--- Start of Information shown ---

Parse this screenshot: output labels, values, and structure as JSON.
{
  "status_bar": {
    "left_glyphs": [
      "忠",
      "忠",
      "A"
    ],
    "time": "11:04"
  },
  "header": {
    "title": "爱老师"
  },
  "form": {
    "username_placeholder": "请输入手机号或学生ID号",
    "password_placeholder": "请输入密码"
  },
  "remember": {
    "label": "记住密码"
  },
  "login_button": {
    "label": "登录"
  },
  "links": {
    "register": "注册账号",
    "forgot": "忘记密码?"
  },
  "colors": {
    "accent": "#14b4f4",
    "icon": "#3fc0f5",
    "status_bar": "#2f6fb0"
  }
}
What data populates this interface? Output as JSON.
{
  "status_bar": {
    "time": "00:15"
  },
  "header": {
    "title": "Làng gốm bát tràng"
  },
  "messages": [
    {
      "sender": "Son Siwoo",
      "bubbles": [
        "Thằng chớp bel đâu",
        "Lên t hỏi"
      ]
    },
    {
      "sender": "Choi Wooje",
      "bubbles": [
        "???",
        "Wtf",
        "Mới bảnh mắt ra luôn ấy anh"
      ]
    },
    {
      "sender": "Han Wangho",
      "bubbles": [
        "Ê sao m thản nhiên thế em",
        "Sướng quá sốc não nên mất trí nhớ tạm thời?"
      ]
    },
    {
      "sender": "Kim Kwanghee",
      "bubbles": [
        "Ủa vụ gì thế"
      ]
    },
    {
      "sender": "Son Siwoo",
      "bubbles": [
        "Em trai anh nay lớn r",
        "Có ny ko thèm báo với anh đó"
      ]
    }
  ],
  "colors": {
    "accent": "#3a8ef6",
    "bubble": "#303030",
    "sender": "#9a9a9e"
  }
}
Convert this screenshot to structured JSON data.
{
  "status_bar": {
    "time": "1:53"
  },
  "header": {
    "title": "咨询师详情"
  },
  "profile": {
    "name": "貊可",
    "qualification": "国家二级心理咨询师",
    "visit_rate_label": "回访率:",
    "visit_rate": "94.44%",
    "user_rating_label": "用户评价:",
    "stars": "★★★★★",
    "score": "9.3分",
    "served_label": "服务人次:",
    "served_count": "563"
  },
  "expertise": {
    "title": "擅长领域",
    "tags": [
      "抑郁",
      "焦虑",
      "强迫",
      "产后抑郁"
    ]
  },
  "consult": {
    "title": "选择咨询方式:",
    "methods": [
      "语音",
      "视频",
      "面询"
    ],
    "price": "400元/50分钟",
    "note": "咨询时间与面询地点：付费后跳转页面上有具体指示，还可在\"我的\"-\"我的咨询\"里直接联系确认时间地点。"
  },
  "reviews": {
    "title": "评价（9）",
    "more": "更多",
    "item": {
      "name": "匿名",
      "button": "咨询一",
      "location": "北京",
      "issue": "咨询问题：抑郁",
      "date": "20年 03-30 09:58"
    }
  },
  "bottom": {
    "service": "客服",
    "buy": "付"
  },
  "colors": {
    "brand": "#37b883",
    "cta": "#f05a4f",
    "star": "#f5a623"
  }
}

--- End of Information shown ---

To do:
Transcribe the full listing above without leaving anything out.

Solved problem:
Parse this screenshot: output labels, values, and structure as JSON.
{
  "status_bar": {
    "left_glyphs": [
      "忠",
      "忠",
      "A"
    ],
    "time": "11:04"
  },
  "header": {
    "title": "爱老师"
  },
  "form": {
    "username_placeholder": "请输入手机号或学生ID号",
    "password_placeholder": "请输入密码"
  },
  "remember": {
    "label": "记住密码"
  },
  "login_button": {
    "label": "登录"
  },
  "links": {
    "register": "注册账号",
    "forgot": "忘记密码?"
  },
  "colors": {
    "accent": "#14b4f4",
    "icon": "#3fc0f5",
    "status_bar": "#2f6fb0"
  }
}
What data populates this interface? Output as JSON.
{
  "status_bar": {
    "time": "00:15"
  },
  "header": {
    "title": "Làng gốm bát tràng"
  },
  "messages": [
    {
      "sender": "Son Siwoo",
      "bubbles": [
        "Thằng chớp bel đâu",
        "Lên t hỏi"
      ]
    },
    {
      "sender": "Choi Wooje",
      "bubbles": [
        "???",
        "Wtf",
        "Mới bảnh mắt ra luôn ấy anh"
      ]
    },
    {
      "sender": "Han Wangho",
      "bubbles": [
        "Ê sao m thản nhiên thế em",
        "Sướng quá sốc não nên mất trí nhớ tạm thời?"
      ]
    },
    {
      "sender": "Kim Kwanghee",
      "bubbles": [
        "Ủa vụ gì thế"
      ]
    },
    {
      "sender": "Son Siwoo",
      "bubbles": [
        "Em trai anh nay lớn r",
        "Có ny ko thèm báo với anh đó"
      ]
    }
  ],
  "colors": {
    "accent": "#3a8ef6",
    "bubble": "#303030",
    "sender": "#9a9a9e"
  }
}
Convert this screenshot to structured JSON data.
{
  "status_bar": {
    "time": "1:53"
  },
  "header": {
    "title": "咨询师详情"
  },
  "profile": {
    "name": "貊可",
    "qualification": "国家二级心理咨询师",
    "visit_rate_label": "回访率:",
    "visit_rate": "94.44%",
    "user_rating_label": "用户评价:",
    "stars": "★★★★★",
    "score": "9.3分",
    "served_label": "服务人次:",
    "served_count": "563"
  },
  "expertise": {
    "title": "擅长领域",
    "tags": [
      "抑郁",
      "焦虑",
      "强迫",
      "产后抑郁"
    ]
  },
  "consult": {
    "title": "选择咨询方式:",
    "methods": [
      "语音",
      "视频",
      "面询"
    ],
    "price": "400元/50分钟",
    "note": "咨询时间与面询地点：付费后跳转页面上有具体指示，还可在\"我的\"-\"我的咨询\"里直接联系确认时间地点。"
  },
  "reviews": {
    "title": "评价（9）",
    "more": "更多",
    "item": {
      "name": "匿名",
      "button": "咨询一",
      "location": "北京",
      "issue": "咨询问题：抑郁",
      "date": "20年 03-30 09:58"
    }
  },
  "bottom": {
    "service": "客服",
    "buy": "付"
  },
  "colors": {
    "brand": "#37b883",
    "cta": "#f05a4f",
    "star": "#f5a623"
  }
}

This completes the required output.